***** Extracted material *****
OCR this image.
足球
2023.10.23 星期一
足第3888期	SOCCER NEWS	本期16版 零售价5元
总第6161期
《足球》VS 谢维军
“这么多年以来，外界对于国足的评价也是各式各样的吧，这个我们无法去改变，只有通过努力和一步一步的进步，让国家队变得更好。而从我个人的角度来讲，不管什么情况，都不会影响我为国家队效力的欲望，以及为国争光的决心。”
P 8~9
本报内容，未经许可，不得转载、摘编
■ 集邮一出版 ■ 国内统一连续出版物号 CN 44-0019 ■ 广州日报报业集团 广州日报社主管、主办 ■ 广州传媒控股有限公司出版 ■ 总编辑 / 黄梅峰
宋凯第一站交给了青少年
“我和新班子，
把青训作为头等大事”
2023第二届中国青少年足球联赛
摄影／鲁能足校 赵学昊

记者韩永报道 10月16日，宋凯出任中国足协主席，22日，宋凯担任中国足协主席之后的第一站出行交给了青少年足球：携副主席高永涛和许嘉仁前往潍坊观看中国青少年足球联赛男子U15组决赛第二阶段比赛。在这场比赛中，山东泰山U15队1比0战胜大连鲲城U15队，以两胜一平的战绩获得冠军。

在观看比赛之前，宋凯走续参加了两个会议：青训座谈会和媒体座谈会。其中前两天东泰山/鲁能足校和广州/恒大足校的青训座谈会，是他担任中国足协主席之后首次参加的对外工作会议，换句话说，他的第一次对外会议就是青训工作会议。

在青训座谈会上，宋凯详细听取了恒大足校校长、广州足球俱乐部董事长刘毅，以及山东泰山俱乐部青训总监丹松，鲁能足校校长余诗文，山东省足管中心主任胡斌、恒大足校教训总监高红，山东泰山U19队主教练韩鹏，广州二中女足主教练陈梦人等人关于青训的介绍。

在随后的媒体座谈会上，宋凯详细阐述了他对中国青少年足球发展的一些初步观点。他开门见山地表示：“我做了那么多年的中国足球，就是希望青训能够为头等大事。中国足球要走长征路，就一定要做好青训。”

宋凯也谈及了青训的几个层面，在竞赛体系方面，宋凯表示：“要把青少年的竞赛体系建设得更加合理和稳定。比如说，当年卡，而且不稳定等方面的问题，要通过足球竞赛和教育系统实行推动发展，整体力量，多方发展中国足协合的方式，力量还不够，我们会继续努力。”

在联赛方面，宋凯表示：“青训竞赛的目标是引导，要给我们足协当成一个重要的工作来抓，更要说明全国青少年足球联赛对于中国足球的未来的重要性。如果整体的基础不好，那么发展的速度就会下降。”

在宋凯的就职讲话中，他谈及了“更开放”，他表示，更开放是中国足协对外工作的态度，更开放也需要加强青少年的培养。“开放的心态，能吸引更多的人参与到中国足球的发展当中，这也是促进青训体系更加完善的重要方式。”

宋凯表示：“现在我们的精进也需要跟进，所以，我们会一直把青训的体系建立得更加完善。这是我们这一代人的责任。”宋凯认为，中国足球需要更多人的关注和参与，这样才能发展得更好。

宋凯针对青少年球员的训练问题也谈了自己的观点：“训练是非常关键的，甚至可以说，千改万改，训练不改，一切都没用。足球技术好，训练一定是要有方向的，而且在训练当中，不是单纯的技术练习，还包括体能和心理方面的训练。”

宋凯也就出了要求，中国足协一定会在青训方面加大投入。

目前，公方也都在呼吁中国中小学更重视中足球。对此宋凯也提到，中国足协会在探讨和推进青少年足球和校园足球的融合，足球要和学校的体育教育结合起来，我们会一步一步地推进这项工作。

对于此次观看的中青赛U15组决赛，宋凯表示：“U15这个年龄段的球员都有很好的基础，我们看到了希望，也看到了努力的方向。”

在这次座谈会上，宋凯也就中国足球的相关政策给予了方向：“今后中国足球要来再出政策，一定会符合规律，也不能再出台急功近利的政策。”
*****
▸ **Goal**: Quote the entire listing above exactly.

▸ **Exercise output**:
OCR this image.
足球
2023.10.23 星期一
足第3888期	SOCCER NEWS	本期16版 零售价5元
总第6161期
《足球》VS 谢维军
“这么多年以来，外界对于国足的评价也是各式各样的吧，这个我们无法去改变，只有通过努力和一步一步的进步，让国家队变得更好。而从我个人的角度来讲，不管什么情况，都不会影响我为国家队效力的欲望，以及为国争光的决心。”
P 8~9
本报内容，未经许可，不得转载、摘编
■ 集邮一出版 ■ 国内统一连续出版物号 CN 44-0019 ■ 广州日报报业集团 广州日报社主管、主办 ■ 广州传媒控股有限公司出版 ■ 总编辑 / 黄梅峰
宋凯第一站交给了青少年
“我和新班子，
把青训作为头等大事”
2023第二届中国青少年足球联赛
摄影／鲁能足校 赵学昊

记者韩永报道 10月16日，宋凯出任中国足协主席，22日，宋凯担任中国足协主席之后的第一站出行交给了青少年足球：携副主席高永涛和许嘉仁前往潍坊观看中国青少年足球联赛男子U15组决赛第二阶段比赛。在这场比赛中，山东泰山U15队1比0战胜大连鲲城U15队，以两胜一平的战绩获得冠军。

在观看比赛之前，宋凯走续参加了两个会议：青训座谈会和媒体座谈会。其中前两天东泰山/鲁能足校和广州/恒大足校的青训座谈会，是他担任中国足协主席之后首次参加的对外工作会议，换句话说，他的第一次对外会议就是青训工作会议。

在青训座谈会上，宋凯详细听取了恒大足校校长、广州足球俱乐部董事长刘毅，以及山东泰山俱乐部青训总监丹松，鲁能足校校长余诗文，山东省足管中心主任胡斌、恒大足校教训总监高红，山东泰山U19队主教练韩鹏，广州二中女足主教练陈梦人等人关于青训的介绍。

在随后的媒体座谈会上，宋凯详细阐述了他对中国青少年足球发展的一些初步观点。他开门见山地表示：“我做了那么多年的中国足球，就是希望青训能够为头等大事。中国足球要走长征路，就一定要做好青训。”

宋凯也谈及了青训的几个层面，在竞赛体系方面，宋凯表示：“要把青少年的竞赛体系建设得更加合理和稳定。比如说，当年卡，而且不稳定等方面的问题，要通过足球竞赛和教育系统实行推动发展，整体力量，多方发展中国足协合的方式，力量还不够，我们会继续努力。”

在联赛方面，宋凯表示：“青训竞赛的目标是引导，要给我们足协当成一个重要的工作来抓，更要说明全国青少年足球联赛对于中国足球的未来的重要性。如果整体的基础不好，那么发展的速度就会下降。”

在宋凯的就职讲话中，他谈及了“更开放”，他表示，更开放是中国足协对外工作的态度，更开放也需要加强青少年的培养。“开放的心态，能吸引更多的人参与到中国足球的发展当中，这也是促进青训体系更加完善的重要方式。”

宋凯表示：“现在我们的精进也需要跟进，所以，我们会一直把青训的体系建立得更加完善。这是我们这一代人的责任。”宋凯认为，中国足球需要更多人的关注和参与，这样才能发展得更好。

宋凯针对青少年球员的训练问题也谈了自己的观点：“训练是非常关键的，甚至可以说，千改万改，训练不改，一切都没用。足球技术好，训练一定是要有方向的，而且在训练当中，不是单纯的技术练习，还包括体能和心理方面的训练。”

宋凯也就出了要求，中国足协一定会在青训方面加大投入。

目前，公方也都在呼吁中国中小学更重视中足球。对此宋凯也提到，中国足协会在探讨和推进青少年足球和校园足球的融合，足球要和学校的体育教育结合起来，我们会一步一步地推进这项工作。

对于此次观看的中青赛U15组决赛，宋凯表示：“U15这个年龄段的球员都有很好的基础，我们看到了希望，也看到了努力的方向。”

在这次座谈会上，宋凯也就中国足球的相关政策给予了方向：“今后中国足球要来再出政策，一定会符合规律，也不能再出台急功近利的政策。”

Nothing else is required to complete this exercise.